** START OF DATA LISTING **

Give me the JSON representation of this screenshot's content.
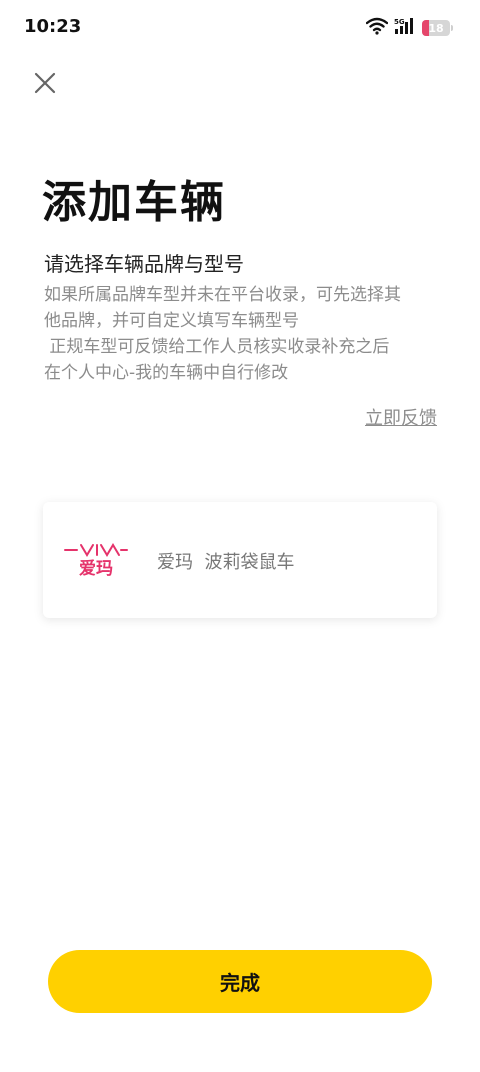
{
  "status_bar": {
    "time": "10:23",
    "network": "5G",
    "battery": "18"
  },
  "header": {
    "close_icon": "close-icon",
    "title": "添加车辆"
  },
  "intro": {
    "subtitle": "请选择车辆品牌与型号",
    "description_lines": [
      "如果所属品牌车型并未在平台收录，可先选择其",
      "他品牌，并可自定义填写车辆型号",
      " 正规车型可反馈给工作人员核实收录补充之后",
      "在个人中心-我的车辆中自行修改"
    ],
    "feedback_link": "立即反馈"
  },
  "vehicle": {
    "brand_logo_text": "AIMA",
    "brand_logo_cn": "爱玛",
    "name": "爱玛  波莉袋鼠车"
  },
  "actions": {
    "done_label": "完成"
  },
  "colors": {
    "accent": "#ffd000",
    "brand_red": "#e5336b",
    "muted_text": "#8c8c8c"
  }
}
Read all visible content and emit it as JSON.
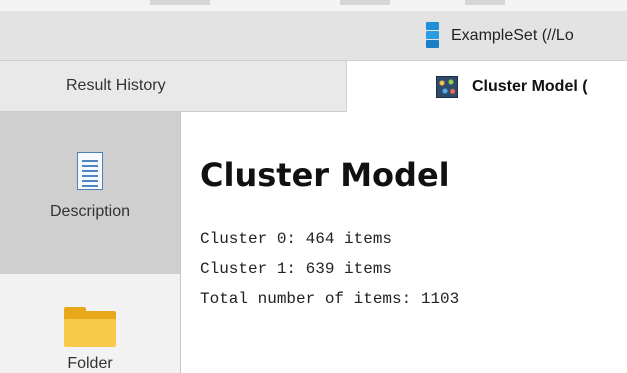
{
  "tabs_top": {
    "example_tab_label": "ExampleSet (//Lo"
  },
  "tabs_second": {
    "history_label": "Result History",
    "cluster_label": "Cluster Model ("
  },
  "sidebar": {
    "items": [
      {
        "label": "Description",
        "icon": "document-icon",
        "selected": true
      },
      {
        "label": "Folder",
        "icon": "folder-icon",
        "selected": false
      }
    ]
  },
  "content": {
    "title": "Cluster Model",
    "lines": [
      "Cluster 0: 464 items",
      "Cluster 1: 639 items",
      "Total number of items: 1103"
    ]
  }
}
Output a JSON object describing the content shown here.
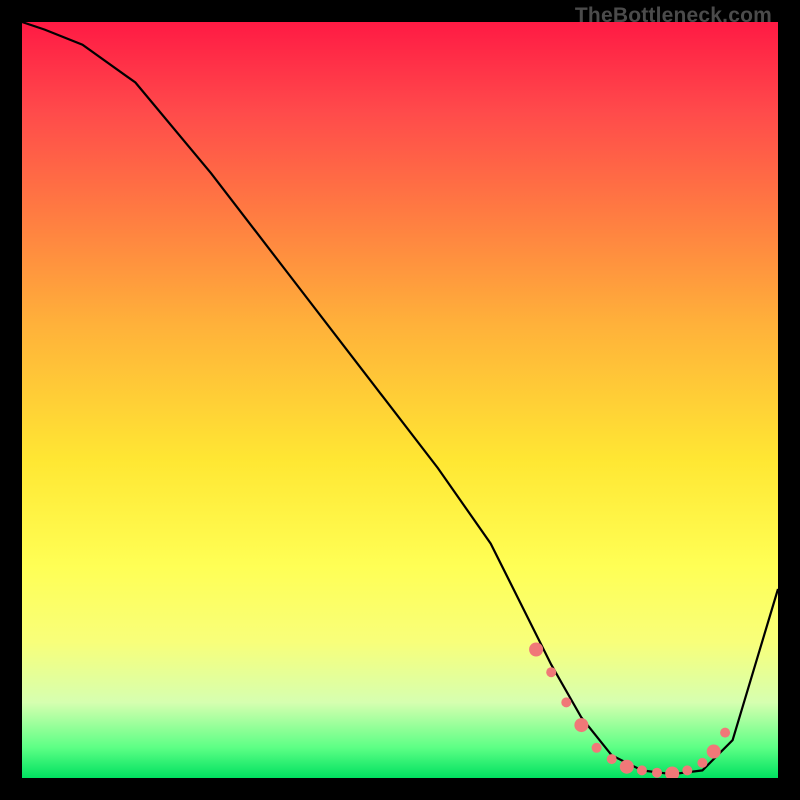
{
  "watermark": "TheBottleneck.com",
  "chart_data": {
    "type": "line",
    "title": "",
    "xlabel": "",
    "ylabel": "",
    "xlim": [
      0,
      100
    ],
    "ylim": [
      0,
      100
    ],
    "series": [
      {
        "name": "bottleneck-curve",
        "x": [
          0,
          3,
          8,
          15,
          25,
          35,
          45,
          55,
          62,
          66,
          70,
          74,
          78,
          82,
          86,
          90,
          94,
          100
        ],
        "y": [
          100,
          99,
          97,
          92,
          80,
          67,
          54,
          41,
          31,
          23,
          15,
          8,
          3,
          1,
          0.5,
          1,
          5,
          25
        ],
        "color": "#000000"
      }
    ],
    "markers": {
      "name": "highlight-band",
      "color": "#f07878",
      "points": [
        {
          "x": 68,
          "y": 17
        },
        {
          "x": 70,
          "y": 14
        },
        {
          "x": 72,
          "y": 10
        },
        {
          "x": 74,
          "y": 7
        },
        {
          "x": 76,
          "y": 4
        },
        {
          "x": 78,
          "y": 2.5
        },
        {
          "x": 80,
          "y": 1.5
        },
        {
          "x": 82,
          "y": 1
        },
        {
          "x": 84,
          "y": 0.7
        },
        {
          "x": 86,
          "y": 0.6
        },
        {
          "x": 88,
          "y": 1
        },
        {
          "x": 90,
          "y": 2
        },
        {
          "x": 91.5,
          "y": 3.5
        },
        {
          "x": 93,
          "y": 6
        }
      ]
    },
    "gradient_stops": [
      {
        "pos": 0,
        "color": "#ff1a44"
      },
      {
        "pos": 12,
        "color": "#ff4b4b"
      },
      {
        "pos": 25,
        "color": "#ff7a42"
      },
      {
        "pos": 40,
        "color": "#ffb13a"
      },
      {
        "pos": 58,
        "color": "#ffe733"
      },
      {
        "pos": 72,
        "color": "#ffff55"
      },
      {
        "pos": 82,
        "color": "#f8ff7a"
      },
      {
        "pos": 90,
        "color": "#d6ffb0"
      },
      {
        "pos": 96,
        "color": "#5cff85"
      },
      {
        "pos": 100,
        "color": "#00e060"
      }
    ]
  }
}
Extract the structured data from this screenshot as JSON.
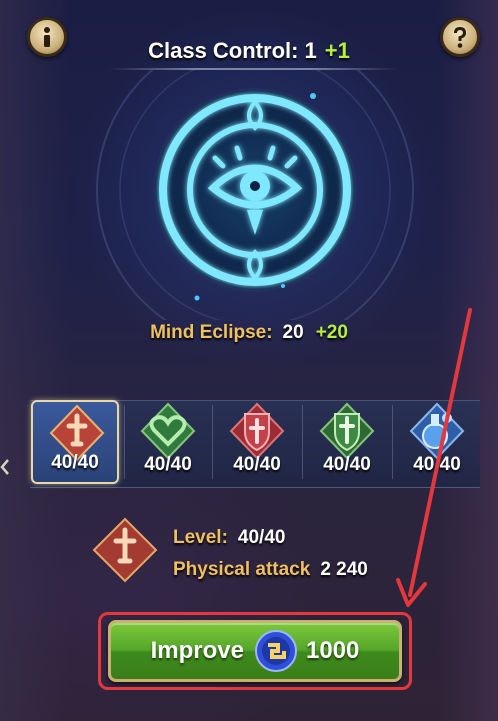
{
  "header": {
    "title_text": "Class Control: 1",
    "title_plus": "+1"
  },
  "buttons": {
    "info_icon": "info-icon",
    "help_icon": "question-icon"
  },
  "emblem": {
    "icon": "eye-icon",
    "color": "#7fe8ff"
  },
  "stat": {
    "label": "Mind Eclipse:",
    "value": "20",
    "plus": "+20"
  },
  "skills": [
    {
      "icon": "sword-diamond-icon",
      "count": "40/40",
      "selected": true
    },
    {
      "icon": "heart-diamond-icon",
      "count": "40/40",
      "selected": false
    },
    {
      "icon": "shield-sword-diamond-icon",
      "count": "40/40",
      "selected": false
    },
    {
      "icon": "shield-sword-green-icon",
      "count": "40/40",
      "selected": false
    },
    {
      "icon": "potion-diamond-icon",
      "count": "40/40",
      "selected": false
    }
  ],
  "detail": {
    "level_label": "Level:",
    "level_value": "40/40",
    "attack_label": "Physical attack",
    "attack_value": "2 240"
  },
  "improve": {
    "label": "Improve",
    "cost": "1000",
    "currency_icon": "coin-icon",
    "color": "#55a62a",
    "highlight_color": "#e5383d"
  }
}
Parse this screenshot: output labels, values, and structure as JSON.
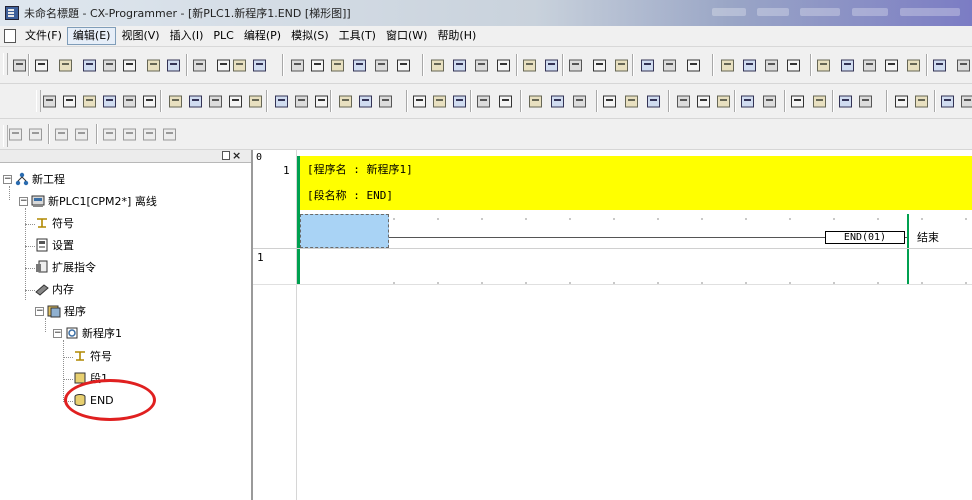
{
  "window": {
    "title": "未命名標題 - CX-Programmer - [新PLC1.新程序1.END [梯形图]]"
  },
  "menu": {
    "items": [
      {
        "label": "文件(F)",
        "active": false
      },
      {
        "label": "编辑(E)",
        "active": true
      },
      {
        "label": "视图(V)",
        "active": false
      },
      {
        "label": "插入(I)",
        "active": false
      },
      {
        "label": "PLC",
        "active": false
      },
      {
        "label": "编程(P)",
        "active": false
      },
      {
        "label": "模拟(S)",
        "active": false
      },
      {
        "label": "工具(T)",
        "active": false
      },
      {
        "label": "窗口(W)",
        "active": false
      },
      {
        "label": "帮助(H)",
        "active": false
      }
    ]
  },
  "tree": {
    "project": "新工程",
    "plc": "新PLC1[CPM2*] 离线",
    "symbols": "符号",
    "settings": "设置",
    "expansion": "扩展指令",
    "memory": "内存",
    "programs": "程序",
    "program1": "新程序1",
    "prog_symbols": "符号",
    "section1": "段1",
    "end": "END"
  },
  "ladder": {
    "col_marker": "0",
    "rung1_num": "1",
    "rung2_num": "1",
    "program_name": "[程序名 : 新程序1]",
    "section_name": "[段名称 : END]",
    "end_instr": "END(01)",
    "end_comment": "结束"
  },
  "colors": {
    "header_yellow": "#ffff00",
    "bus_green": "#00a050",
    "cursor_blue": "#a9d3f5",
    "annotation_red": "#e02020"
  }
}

** END OF DATA LISTING **

WHAT IS ASKED | Pull out every line of the records that includes the string "diamond".

ANSWER TO THE TASK |
      "icon": "sword-diamond-icon",
      "icon": "heart-diamond-icon",
      "icon": "shield-sword-diamond-icon",
      "icon": "potion-diamond-icon",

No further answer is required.